> [Problem to solve] Work out the number of lines in the listing that include the string "screenshot". Reply with that number alone.

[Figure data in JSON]

— start —

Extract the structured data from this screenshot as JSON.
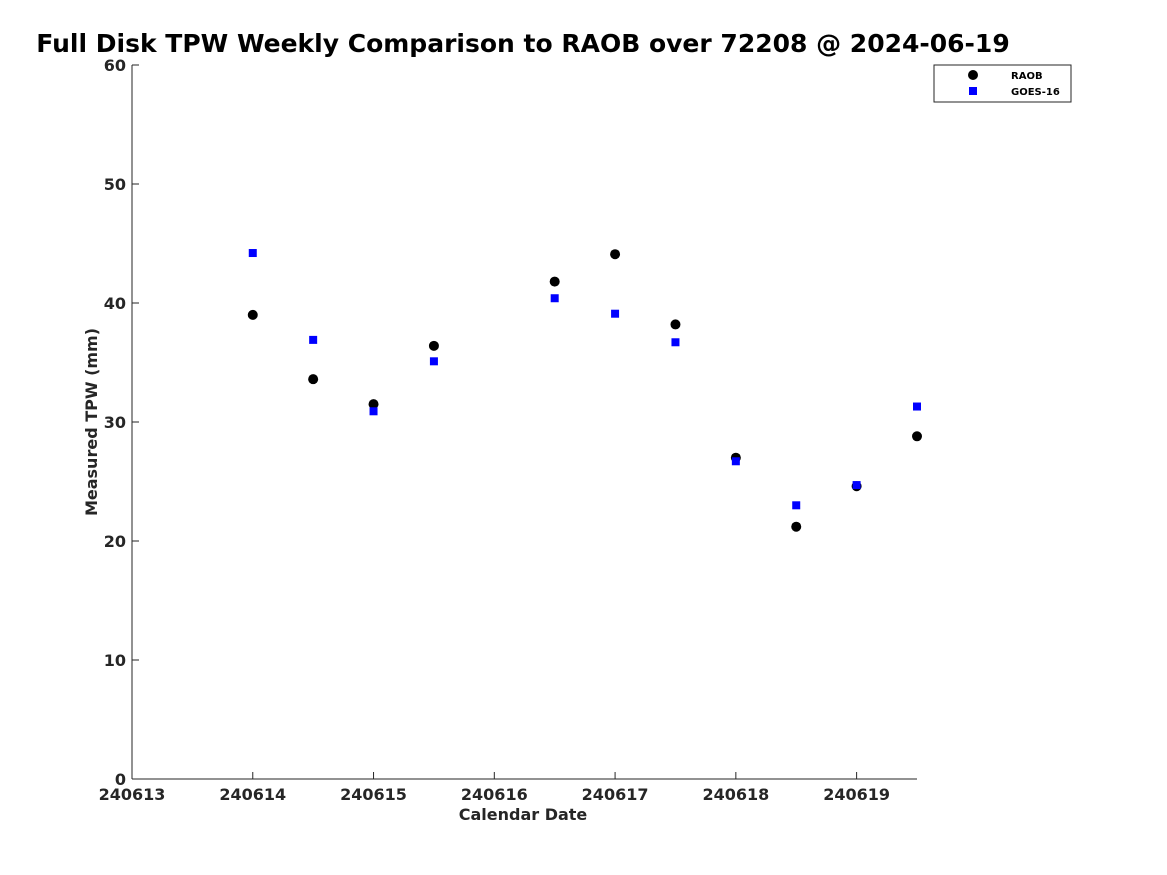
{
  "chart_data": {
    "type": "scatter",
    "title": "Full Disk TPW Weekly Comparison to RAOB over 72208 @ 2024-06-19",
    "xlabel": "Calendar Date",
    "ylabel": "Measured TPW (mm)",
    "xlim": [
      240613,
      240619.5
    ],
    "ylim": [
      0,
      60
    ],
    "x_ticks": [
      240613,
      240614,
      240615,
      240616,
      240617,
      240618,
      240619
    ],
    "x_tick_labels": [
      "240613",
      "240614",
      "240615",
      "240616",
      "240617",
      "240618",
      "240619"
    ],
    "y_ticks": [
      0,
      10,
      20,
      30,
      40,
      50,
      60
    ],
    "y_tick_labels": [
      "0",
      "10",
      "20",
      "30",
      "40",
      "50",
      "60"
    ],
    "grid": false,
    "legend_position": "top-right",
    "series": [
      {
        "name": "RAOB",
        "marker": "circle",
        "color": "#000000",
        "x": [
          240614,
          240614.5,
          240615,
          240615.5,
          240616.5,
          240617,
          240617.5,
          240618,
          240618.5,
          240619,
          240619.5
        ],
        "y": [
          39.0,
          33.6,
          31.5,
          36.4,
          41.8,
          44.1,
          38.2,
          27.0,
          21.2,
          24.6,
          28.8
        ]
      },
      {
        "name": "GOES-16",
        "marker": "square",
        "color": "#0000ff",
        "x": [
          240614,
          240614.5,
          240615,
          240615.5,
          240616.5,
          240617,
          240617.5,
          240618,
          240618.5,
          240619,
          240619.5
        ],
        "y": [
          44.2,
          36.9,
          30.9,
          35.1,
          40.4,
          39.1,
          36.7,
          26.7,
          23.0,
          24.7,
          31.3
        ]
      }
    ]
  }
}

— end —
— start —

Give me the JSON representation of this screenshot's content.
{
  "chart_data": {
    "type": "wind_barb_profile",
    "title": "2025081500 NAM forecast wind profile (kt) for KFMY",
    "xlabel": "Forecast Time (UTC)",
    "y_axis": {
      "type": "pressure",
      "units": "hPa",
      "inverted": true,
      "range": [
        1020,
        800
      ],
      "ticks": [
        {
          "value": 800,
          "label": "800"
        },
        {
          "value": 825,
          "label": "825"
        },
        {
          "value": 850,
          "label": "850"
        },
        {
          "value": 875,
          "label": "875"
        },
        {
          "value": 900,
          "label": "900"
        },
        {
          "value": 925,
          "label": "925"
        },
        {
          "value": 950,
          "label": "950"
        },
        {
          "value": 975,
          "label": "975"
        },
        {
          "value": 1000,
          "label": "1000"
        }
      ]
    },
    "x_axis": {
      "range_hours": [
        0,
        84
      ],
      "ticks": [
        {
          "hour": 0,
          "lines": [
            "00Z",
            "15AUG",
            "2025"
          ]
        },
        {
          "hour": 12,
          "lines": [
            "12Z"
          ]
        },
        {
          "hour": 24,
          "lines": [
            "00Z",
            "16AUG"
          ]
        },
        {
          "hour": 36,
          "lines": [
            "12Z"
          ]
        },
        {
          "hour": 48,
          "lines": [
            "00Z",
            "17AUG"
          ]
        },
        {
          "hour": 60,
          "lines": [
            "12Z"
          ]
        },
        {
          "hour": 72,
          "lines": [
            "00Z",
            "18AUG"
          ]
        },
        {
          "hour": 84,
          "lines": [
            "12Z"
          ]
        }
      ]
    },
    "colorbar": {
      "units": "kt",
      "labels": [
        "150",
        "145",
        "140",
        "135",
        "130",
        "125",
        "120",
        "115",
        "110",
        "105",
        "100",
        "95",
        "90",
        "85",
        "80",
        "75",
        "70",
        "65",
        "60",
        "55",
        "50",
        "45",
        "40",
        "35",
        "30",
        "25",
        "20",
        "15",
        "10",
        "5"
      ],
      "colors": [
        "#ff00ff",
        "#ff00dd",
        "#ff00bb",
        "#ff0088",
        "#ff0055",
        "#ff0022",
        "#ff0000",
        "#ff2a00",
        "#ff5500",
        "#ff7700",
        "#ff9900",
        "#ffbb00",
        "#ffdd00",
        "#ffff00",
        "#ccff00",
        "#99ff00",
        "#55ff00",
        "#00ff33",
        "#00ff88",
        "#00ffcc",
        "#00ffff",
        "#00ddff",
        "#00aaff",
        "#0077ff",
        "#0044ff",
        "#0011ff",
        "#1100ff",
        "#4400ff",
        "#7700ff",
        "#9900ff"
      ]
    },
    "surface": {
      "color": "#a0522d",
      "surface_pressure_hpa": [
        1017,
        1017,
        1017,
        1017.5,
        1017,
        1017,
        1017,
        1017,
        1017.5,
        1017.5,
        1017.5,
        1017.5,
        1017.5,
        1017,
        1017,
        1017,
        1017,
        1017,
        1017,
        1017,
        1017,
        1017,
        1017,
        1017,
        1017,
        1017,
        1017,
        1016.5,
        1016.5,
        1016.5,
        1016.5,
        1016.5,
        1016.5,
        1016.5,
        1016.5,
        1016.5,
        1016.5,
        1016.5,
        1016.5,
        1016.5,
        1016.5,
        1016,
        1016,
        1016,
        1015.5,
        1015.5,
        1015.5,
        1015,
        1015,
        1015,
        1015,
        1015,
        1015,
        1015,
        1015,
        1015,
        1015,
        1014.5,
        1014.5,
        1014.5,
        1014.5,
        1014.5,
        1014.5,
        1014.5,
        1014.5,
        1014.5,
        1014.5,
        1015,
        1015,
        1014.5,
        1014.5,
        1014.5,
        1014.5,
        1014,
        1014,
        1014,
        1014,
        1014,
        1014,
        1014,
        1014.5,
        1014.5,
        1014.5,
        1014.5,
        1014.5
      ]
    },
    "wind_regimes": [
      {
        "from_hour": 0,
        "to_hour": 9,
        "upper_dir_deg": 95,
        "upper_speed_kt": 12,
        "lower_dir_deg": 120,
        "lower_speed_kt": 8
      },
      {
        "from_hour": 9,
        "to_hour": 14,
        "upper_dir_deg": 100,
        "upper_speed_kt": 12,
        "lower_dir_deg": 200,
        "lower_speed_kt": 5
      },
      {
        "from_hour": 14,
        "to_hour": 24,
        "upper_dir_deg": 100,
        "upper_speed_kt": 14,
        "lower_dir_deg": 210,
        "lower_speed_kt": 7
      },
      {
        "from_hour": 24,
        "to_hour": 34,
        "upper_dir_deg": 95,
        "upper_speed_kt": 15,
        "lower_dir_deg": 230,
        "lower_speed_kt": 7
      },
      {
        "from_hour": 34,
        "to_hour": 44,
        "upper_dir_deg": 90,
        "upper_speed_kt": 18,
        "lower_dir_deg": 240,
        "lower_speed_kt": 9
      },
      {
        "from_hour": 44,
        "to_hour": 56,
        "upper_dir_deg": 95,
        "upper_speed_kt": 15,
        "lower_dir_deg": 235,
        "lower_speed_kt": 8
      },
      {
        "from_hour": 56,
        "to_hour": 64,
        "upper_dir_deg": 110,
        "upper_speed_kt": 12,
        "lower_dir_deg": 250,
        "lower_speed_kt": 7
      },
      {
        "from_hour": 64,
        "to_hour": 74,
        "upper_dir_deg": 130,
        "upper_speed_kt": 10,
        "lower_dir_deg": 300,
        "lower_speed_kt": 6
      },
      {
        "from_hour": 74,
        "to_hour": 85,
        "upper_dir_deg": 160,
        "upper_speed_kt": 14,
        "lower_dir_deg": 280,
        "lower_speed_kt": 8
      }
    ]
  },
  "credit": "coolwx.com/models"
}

— end —

> [Result below] 2